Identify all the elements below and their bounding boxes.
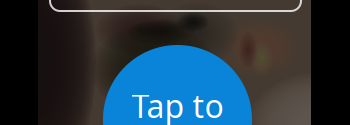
staticText: Tap to <box>132 84 224 125</box>
button[interactable]: Tap to <box>103 45 252 125</box>
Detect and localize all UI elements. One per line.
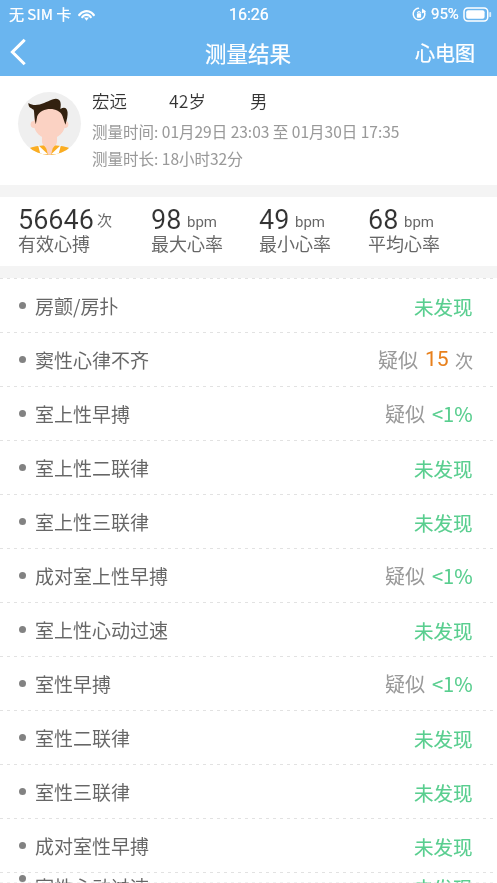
staticText: 未发现 [414,454,473,482]
staticText: 未发现 [414,724,473,752]
staticText: 98 [151,204,182,236]
button[interactable]: 室上性二联律 [0,441,497,494]
staticText: 15 [425,347,449,372]
staticText: 室性早搏 [35,670,112,698]
staticText: 平均心率 [368,230,440,256]
button[interactable]: 室性二联律 [0,711,497,764]
staticText: 未发现 [414,616,473,644]
staticText: <1% [432,561,473,590]
button[interactable]: 室上性心动过速 [0,603,497,656]
staticText: 有效心搏 [18,230,90,256]
staticText: 窦性心律不齐 [35,346,150,374]
staticText: 房颤/房扑 [35,292,119,320]
staticText: 最大心率 [151,230,223,256]
button[interactable]: 房颤/房扑 [0,279,497,332]
staticText: 95% [431,5,459,23]
staticText: 室上性早搏 [35,400,131,428]
button[interactable]: 成对室性早搏 [0,819,497,872]
staticText: 室上性二联律 [35,454,150,482]
staticText: <1% [432,669,473,698]
staticText: 疑似 [385,561,425,590]
staticText: 次 [455,347,473,373]
staticText: 测量时间: 01月29日 23:03 至 01月30日 17:35 [92,120,400,142]
staticText: 宏远 [92,88,127,113]
button[interactable]: 心电图 [401,28,497,76]
staticText: 68 [368,204,399,236]
staticText: bpm [404,213,434,231]
staticText: 无 SIM 卡 [9,3,72,25]
staticText: 室上性心动过速 [35,616,169,644]
staticText: 心电图 [415,38,475,67]
staticText: 室上性三联律 [35,508,150,536]
staticText: 49 [259,204,290,236]
staticText: bpm [295,213,325,231]
staticText: 疑似 [385,669,425,698]
staticText: bpm [187,213,217,231]
button[interactable]: 室性心动过速 [0,873,497,883]
staticText: 室性二联律 [35,724,131,752]
staticText: 测量结果 [205,37,292,68]
button[interactable]: Back [0,28,35,76]
staticText: 测量时长: 18小时32分 [92,147,243,169]
staticText: 室性三联律 [35,778,131,806]
staticText: 疑似 [378,345,418,374]
staticText: 最小心率 [259,230,331,256]
staticText: 成对室性早搏 [35,832,150,860]
staticText: <1% [432,399,473,428]
staticText: 室性心动过速 [35,873,150,883]
button[interactable]: 室性早搏 [0,657,497,710]
staticText: 疑似 [385,399,425,428]
button[interactable]: 室上性三联律 [0,495,497,548]
staticText: 成对室上性早搏 [35,562,169,590]
staticText: 42岁 [169,88,206,113]
button[interactable]: 室上性早搏 [0,387,497,440]
staticText: 16:26 [229,5,269,24]
staticText: 未发现 [414,292,473,320]
button[interactable]: 成对室上性早搏 [0,549,497,602]
staticText: 未发现 [414,778,473,806]
button[interactable]: 窦性心律不齐 [0,333,497,386]
staticText: 次 [97,209,113,231]
staticText: 未发现 [414,873,473,883]
staticText: 未发现 [414,508,473,536]
staticText: 未发现 [414,832,473,860]
button[interactable]: 室性三联律 [0,765,497,818]
staticText: 男 [250,88,268,113]
staticText: 56646 [18,204,94,236]
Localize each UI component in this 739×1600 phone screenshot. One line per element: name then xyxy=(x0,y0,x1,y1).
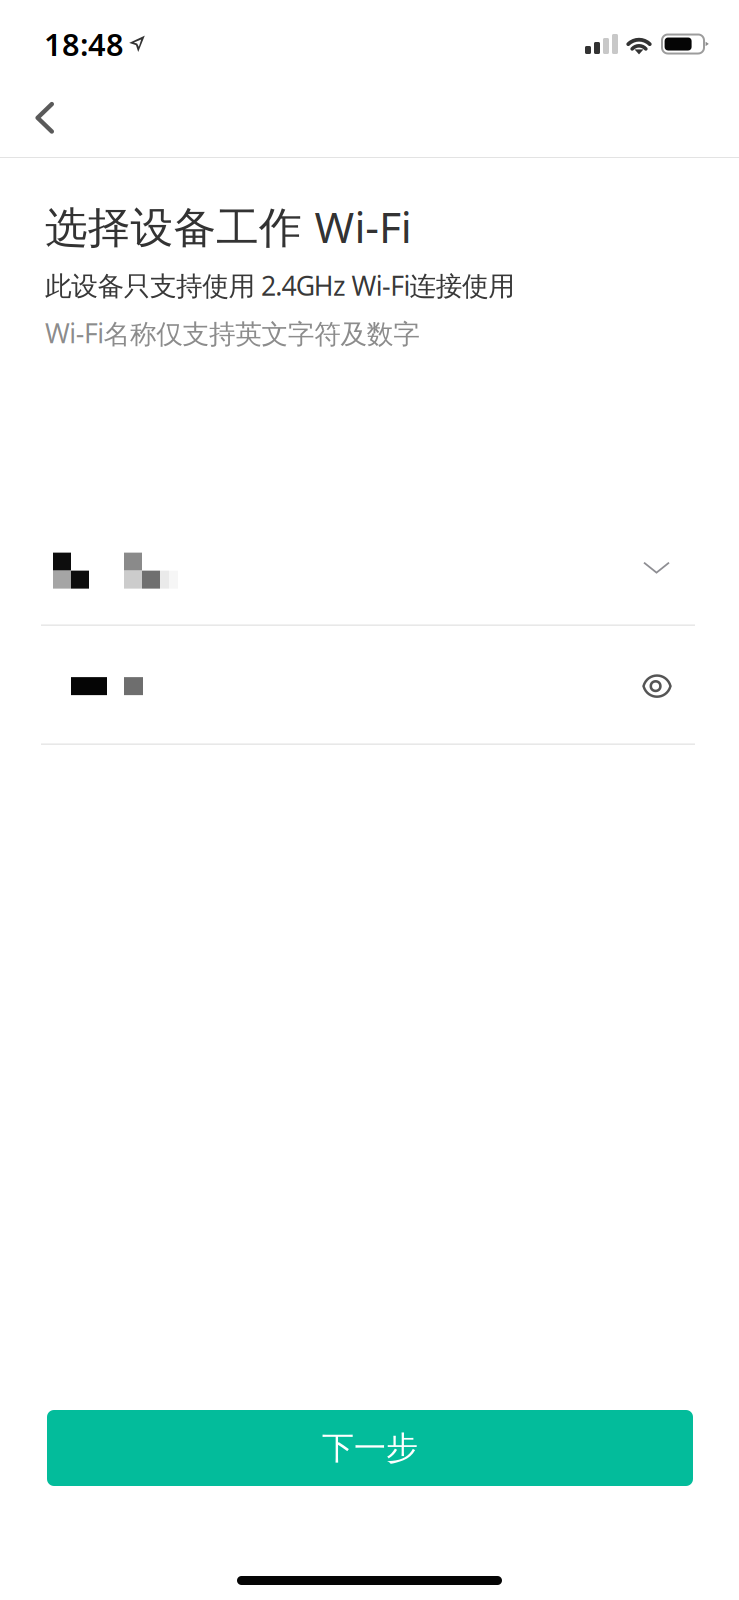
button[interactable]: Back xyxy=(0,88,76,157)
staticText: Wi-Fi名称仅支持英文字符及数字 xyxy=(45,315,420,351)
button[interactable]: Wi-Fi name xyxy=(0,535,739,625)
staticText: 下一步 xyxy=(322,1428,418,1468)
button[interactable]: Wi-Fi password, show password xyxy=(0,626,739,744)
button[interactable]: 下一步 xyxy=(0,1410,739,1486)
staticText: 此设备只支持使用 2.4GHz Wi-Fi连接使用 xyxy=(45,268,515,303)
staticText: 18:48 xyxy=(44,24,124,64)
staticText: 选择设备工作 Wi-Fi xyxy=(45,198,412,255)
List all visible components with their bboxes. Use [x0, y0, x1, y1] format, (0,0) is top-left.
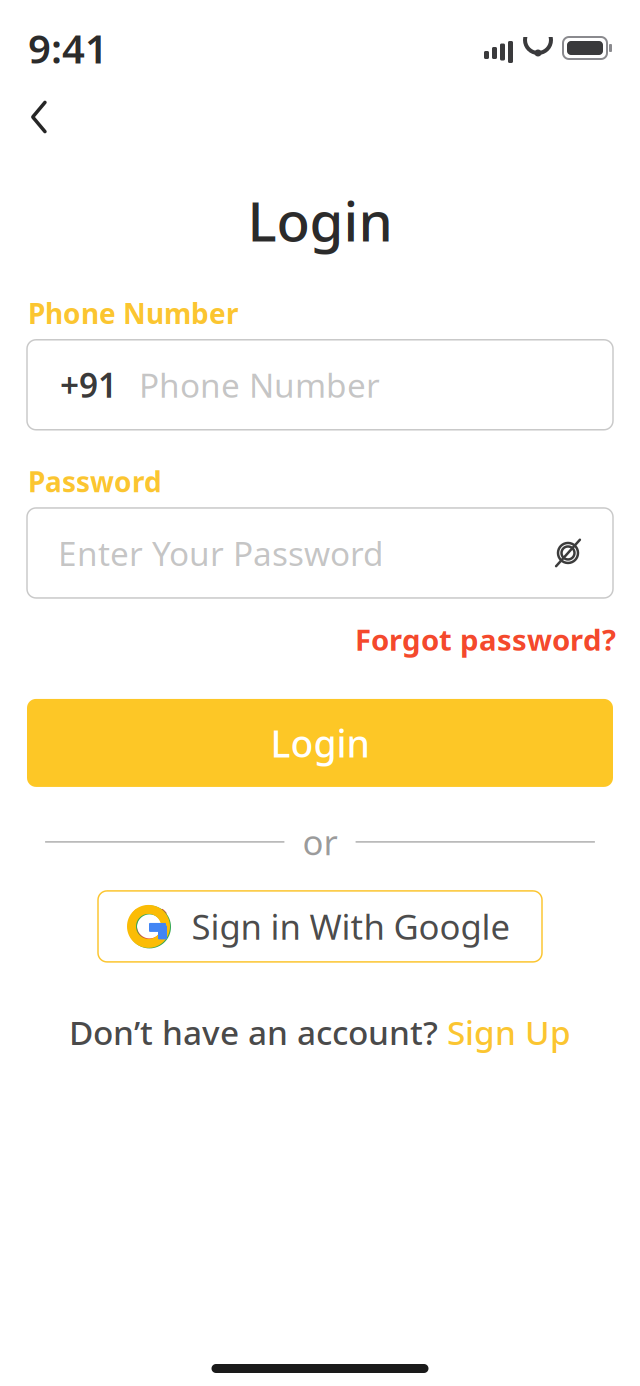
- staticText: or: [302, 819, 338, 865]
- button[interactable]: Back: [16, 94, 62, 140]
- staticText: Password: [28, 463, 162, 500]
- staticText: Enter Your Password: [58, 531, 384, 575]
- staticText: Don’t have an account?: [69, 1010, 447, 1054]
- staticText: 9:41: [28, 21, 108, 74]
- staticText: Login: [270, 718, 370, 768]
- staticText: Phone Number: [139, 363, 380, 407]
- button[interactable]: Login: [27, 699, 613, 787]
- staticText: Sign in With Google: [192, 903, 510, 949]
- staticText: Forgot password?: [355, 620, 616, 659]
- staticText: Login: [248, 184, 392, 257]
- button[interactable]: Sign Up: [447, 1010, 571, 1054]
- staticText: Sign Up: [447, 1010, 571, 1054]
- button[interactable]: Show password: [539, 524, 597, 582]
- button[interactable]: Forgot password?: [355, 612, 616, 667]
- staticText: +91: [60, 363, 117, 407]
- button[interactable]: Sign in With Google: [98, 891, 542, 962]
- staticText: Phone Number: [28, 295, 239, 332]
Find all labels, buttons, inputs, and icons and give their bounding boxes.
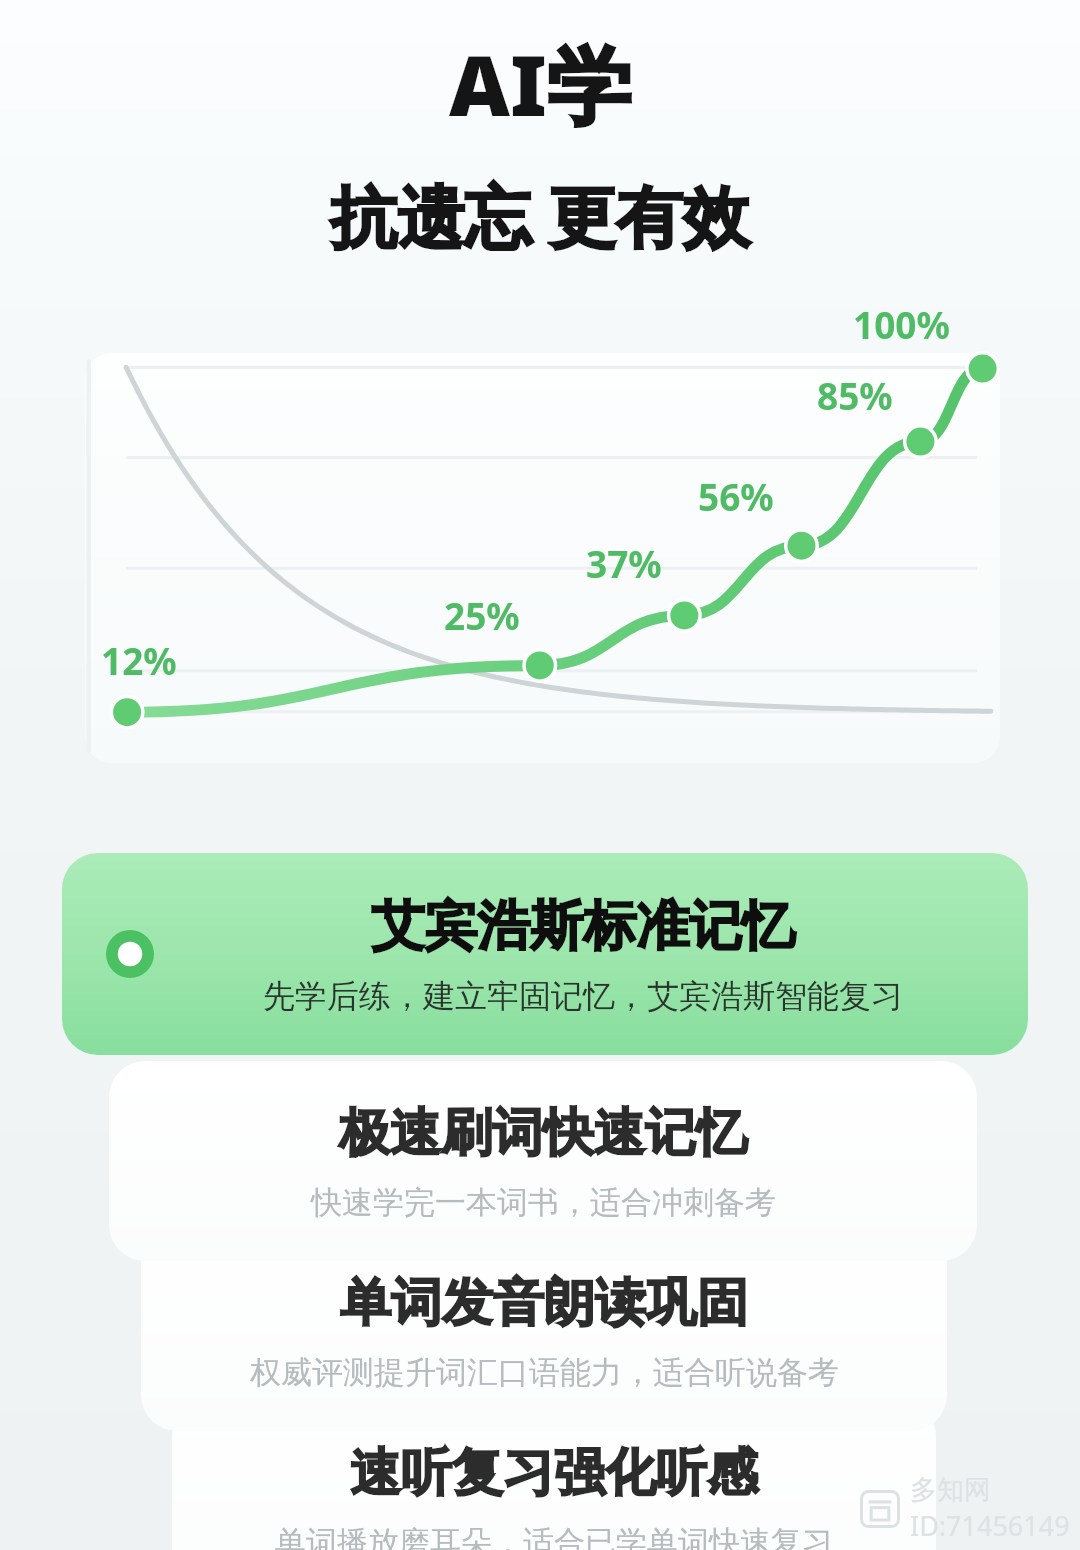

- - - - - - -

--- TASK DIRECTIONS ---
Convert the lines above into a JSON list of strings, one string for each line, with blank lines omitted and the pictures left out.

--- SOLUTION TO THIS EXERCISE ---
[
  "Identify all the elements below and their bounding boxes.",
  "staticText: Tap to <box>132 84 224 125</box>",
  "button[interactable]: Tap to <box>103 45 252 125</box>",
  "Detect and localize all UI elements. One per line.",
  "staticText: 未发现 [414,454,473,482]",
  "staticText: 未发现 [414,724,473,752]",
  "staticText: 98 [151,204,182,236]",
  "button[interactable]: 室上性二联律 [0,441,497,494]",
  "staticText: 15 [425,347,449,372]",
  "staticText: 室性早搏 [35,670,112,698]",
  "staticText: 平均心率 [368,230,440,256]",
  "button[interactable]: 室性二联律 [0,711,497,764]",
  "staticText: 未发现 [414,616,473,644]",
  "staticText: <1% [432,561,473,590]",
  "button[interactable]: 室上性心动过速 [0,603,497,656]",
  "staticText: 有效心搏 [18,230,90,256]",
  "staticText: 窦性心律不齐 [35,346,150,374]",
  "staticText: 房颤/房扑 [35,292,119,320]",
  "staticText: 最大心率 [151,230,223,256]",
  "button[interactable]: 房颤/房扑 [0,279,497,332]",
  "staticText: 95% [431,5,459,23]",
  "staticText: 室上性早搏 [35,400,131,428]",
  "button[interactable]: 成对室性早搏 [0,819,497,872]",
  "staticText: 室上性二联律 [35,454,150,482]",
  "staticText: <1% [432,669,473,698]",
  "staticText: 疑似 [385,561,425,590]",
  "staticText: 次 [455,347,473,373]",
  "staticText: 测量时间: 01月29日 23:03 至 01月30日 17:35 [92,120,400,142]",
  "staticText: 宏远 [92,88,127,113]",
  "button[interactable]: 心电图 [401,28,497,76]",
  "staticText: 68 [368,204,399,236]",
  "staticText: bpm [404,213,434,231]",
  "staticText: 无 SIM 卡 [9,3,72,25]",
  "staticText: 室上性心动过速 [35,616,169,644]",
  "staticText: 心电图 [415,38,475,67]",
  "staticText: 室上性三联律 [35,508,150,536]",
  "staticText: 49 [259,204,290,236]",
  "staticText: bpm [295,213,325,231]",
  "staticText: 疑似 [385,669,425,698]",
  "staticText: bpm [187,213,217,231]",
  "button[interactable]: 室性心动过速 [0,873,497,883]",
  "staticText: 室性二联律 [35,724,131,752]",
  "staticText: 测量结果 [205,37,292,68]",
  "button[interactable]: Back [0,28,35,76]",
  "staticText: 测量时长: 18小时32分 [92,147,243,169]",
  "staticText: 室性三联律 [35,778,131,806]",
  "staticText: 疑似 [378,345,418,374]",
  "staticText: 最小心率 [259,230,331,256]",
  "staticText: 成对室性早搏 [35,832,150,860]",
  "staticText: <1% [432,399,473,428]",
  "staticText: 室性心动过速 [35,873,150,883]",
  "button[interactable]: 室性早搏 [0,657,497,710]",
  "staticText: 疑似 [385,399,425,428]",
  "button[interactable]: 室上性三联律 [0,495,497,548]",
  "staticText: 成对室上性早搏 [35,562,169,590]",
  "staticText: 42岁 [169,88,206,113]",
  "button[interactable]: 室上性早搏 [0,387,497,440]",
  "staticText: 16:26 [229,5,269,24]",
  "staticText: 未发现 [414,292,473,320]",
  "button[interactable]: 成对室上性早搏 [0,549,497,602]",
  "staticText: 未发现 [414,778,473,806]",
  "button[interactable]: 窦性心律不齐 [0,333,497,386]",
  "staticText: 次 [97,209,113,231]",
  "staticText: 未发现 [414,873,473,883]",
  "staticText: 未发现 [414,508,473,536]",
  "staticText: 未发现 [414,832,473,860]",
  "button[interactable]: 室性三联律 [0,765,497,818]",
  "staticText: 男 [250,88,268,113]",
  "staticText: 56646 [18,204,94,236]",
  "Localize each UI component in this 739×1600 phone screenshot. One line per element: name then xyxy=(x0,y0,x1,y1).",
  "button[interactable]: Back xyxy=(0,88,76,157)",
  "staticText: Wi-Fi名称仅支持英文字符及数字 xyxy=(45,315,420,351)",
  "button[interactable]: Wi-Fi name xyxy=(0,535,739,625)",
  "staticText: 下一步 xyxy=(322,1428,418,1468)",
  "button[interactable]: Wi-Fi password, show password xyxy=(0,626,739,744)",
  "button[interactable]: 下一步 xyxy=(0,1410,739,1486)",
  "staticText: 此设备只支持使用 2.4GHz Wi-Fi连接使用 xyxy=(45,268,515,303)",
  "staticText: 18:48 xyxy=(44,24,124,64)",
  "staticText: 选择设备工作 Wi-Fi xyxy=(45,198,412,255)",
  "List all visible components with their bboxes. Use [x0, y0, x1, y1] format, (0,0) is top-left.",
  "- staticText: or: [302, 819, 338, 865]",
  "- button[interactable]: Back: [16, 94, 62, 140]",
  "- staticText: Password: [28, 463, 162, 500]",
  "- staticText: Enter Your Password: [58, 531, 384, 575]",
  "- staticText: Don’t have an account?: [69, 1010, 447, 1054]",
  "- staticText: 9:41: [28, 21, 108, 74]",
  "- staticText: Login: [270, 718, 370, 768]",
  "- staticText: Phone Number: [139, 363, 380, 407]",
  "- button[interactable]: Login: [27, 699, 613, 787]",
  "- staticText: Sign in With Google: [192, 903, 510, 949]",
  "- staticText: Forgot password?: [355, 620, 616, 659]",
  "- staticText: Login: [248, 184, 392, 257]",
  "- button[interactable]: Sign Up: [447, 1010, 571, 1054]",
  "- staticText: Sign Up: [447, 1010, 571, 1054]",
  "- button[interactable]: Show password: [539, 524, 597, 582]",
  "- button[interactable]: Forgot password?: [355, 612, 616, 667]",
  "- staticText: +91: [60, 363, 117, 407]",
  "- button[interactable]: Sign in With Google: [98, 891, 542, 962]",
  "- staticText: Phone Number: [28, 295, 239, 332]",
  "Find all labels, buttons, inputs, and icons and give their bounding boxes."
]